EXERCISE AIM — Pick every line with "Output" from the material below.

RECORDS FOR THIS TASK —
################
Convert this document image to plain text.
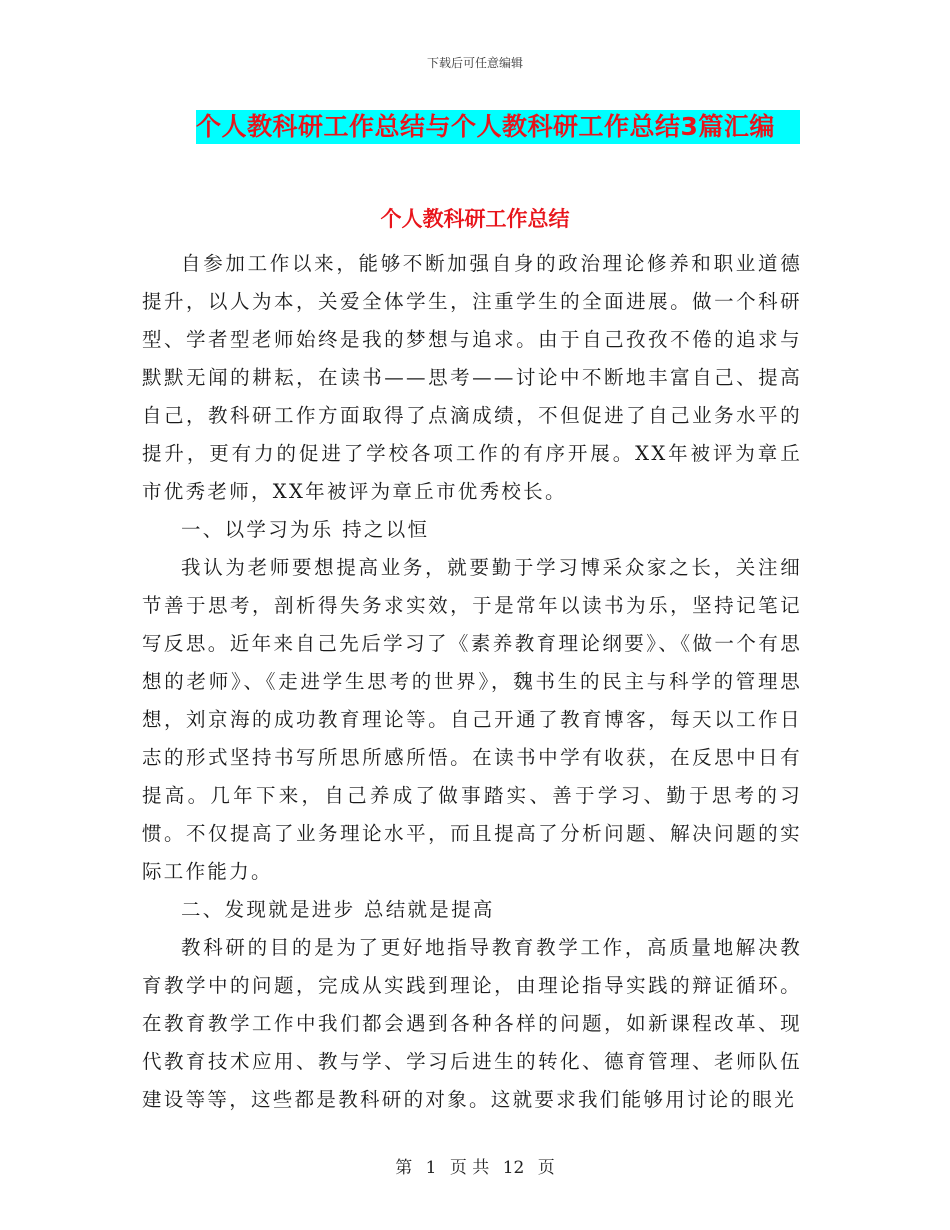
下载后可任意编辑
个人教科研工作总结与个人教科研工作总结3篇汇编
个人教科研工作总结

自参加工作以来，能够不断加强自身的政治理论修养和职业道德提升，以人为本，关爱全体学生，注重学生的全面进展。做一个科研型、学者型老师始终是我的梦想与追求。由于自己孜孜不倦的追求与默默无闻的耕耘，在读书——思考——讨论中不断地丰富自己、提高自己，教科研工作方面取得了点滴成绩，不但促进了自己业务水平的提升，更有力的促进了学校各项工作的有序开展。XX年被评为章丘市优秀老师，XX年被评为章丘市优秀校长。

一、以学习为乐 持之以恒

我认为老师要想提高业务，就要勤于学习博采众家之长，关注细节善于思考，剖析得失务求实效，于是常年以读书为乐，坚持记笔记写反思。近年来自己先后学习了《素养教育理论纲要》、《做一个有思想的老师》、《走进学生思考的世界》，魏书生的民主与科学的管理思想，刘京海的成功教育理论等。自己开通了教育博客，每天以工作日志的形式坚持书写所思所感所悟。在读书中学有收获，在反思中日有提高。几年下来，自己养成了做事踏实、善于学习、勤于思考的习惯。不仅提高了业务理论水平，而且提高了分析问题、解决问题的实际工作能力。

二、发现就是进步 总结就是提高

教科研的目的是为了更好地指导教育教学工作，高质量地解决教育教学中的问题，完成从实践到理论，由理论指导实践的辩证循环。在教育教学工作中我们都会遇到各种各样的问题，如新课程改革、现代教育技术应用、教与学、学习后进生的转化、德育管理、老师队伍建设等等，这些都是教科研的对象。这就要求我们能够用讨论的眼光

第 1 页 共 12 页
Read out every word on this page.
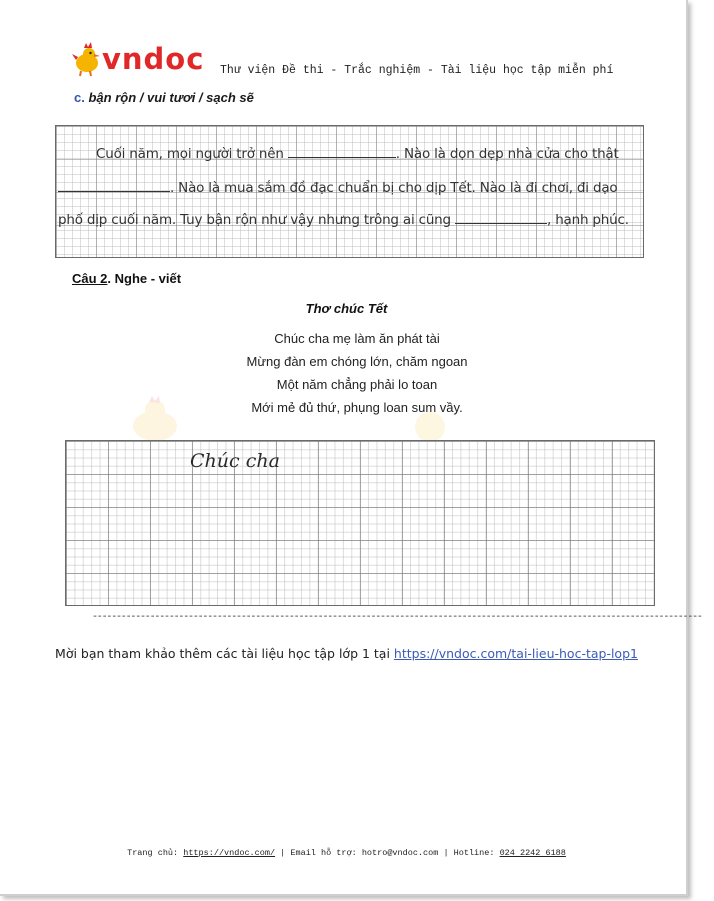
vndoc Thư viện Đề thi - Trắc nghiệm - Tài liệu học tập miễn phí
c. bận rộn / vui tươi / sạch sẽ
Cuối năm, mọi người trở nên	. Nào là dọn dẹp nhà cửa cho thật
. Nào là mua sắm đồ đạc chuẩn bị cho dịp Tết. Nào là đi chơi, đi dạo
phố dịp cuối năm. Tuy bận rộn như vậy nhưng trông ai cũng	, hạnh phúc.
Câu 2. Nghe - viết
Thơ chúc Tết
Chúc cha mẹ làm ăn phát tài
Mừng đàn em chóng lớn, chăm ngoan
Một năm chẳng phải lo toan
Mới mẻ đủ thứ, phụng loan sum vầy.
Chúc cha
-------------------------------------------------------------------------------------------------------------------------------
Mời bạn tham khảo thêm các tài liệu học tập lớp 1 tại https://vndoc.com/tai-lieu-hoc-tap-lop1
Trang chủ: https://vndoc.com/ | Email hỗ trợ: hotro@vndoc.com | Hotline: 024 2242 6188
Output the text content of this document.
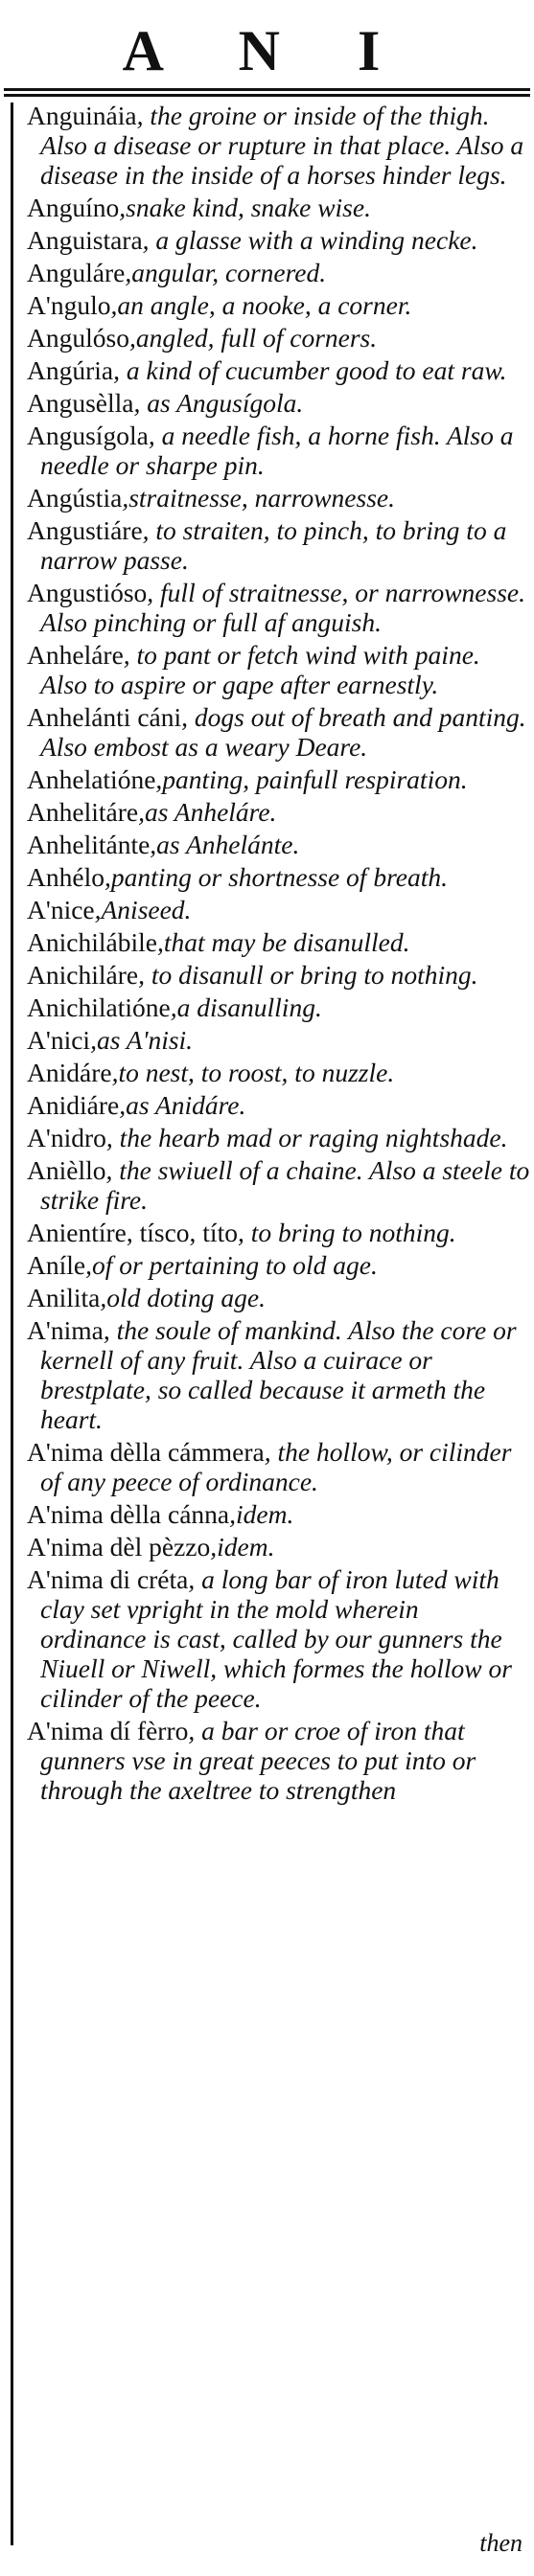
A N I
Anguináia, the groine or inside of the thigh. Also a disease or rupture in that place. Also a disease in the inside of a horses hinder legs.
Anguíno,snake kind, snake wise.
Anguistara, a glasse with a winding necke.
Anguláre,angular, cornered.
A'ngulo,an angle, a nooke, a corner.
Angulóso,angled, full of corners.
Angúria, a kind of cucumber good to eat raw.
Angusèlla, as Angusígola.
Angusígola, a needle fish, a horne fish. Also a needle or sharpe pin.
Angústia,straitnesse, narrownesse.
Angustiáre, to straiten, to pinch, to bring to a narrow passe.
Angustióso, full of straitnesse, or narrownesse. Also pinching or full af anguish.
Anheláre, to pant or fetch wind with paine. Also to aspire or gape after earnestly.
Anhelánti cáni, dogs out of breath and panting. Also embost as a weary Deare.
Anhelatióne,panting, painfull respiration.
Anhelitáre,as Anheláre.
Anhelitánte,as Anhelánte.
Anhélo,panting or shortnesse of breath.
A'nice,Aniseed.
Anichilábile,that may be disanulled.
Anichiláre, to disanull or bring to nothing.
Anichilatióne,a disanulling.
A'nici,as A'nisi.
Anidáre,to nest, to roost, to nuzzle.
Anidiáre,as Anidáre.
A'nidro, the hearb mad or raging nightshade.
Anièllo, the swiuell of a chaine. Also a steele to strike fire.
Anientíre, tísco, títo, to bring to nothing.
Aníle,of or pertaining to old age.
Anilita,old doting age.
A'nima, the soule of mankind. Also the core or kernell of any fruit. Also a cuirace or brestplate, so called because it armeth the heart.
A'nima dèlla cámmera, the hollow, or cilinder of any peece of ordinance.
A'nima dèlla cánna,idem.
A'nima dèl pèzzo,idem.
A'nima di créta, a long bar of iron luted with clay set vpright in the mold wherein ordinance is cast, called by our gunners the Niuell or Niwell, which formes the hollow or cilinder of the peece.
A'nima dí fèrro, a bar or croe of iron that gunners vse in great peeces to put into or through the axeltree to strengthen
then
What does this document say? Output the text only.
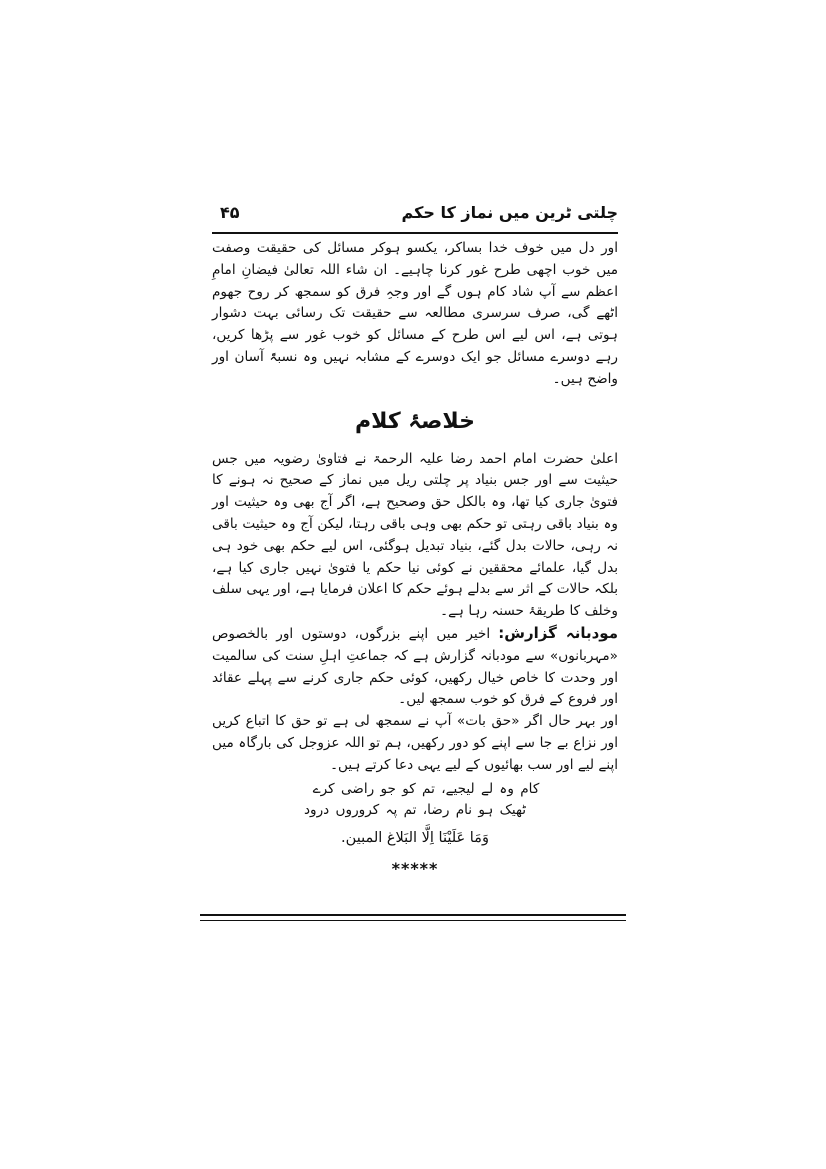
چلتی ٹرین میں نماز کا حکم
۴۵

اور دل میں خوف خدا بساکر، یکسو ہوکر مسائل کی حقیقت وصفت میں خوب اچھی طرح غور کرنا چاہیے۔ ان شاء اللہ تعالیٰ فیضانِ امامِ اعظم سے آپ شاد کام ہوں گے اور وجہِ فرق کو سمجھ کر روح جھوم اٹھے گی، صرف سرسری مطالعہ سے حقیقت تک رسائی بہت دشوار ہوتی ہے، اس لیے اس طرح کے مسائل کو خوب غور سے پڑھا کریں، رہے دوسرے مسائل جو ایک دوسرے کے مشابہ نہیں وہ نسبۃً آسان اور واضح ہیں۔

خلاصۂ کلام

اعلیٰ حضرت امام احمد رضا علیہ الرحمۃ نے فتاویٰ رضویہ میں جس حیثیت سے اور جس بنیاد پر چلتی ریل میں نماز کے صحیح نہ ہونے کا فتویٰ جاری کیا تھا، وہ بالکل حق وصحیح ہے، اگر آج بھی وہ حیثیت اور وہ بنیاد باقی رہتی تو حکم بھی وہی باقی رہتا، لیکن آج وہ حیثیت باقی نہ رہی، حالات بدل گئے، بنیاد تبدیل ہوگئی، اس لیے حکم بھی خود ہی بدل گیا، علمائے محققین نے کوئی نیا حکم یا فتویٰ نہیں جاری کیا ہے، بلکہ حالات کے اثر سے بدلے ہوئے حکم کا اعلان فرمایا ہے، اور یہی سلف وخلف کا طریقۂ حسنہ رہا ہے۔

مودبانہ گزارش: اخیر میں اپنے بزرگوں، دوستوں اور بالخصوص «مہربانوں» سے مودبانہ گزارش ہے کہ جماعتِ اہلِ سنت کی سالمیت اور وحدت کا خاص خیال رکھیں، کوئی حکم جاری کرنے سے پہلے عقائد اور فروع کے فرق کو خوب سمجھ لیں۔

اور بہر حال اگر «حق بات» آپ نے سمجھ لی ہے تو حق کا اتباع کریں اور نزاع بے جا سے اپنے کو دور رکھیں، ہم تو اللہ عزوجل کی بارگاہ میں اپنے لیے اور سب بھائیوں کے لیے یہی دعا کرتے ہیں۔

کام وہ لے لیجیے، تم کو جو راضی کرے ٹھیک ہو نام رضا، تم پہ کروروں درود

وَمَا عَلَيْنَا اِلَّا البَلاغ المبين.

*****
################
EXPECTED ANSWER —
Output the text content of this document.
What does this document say? Output the text only.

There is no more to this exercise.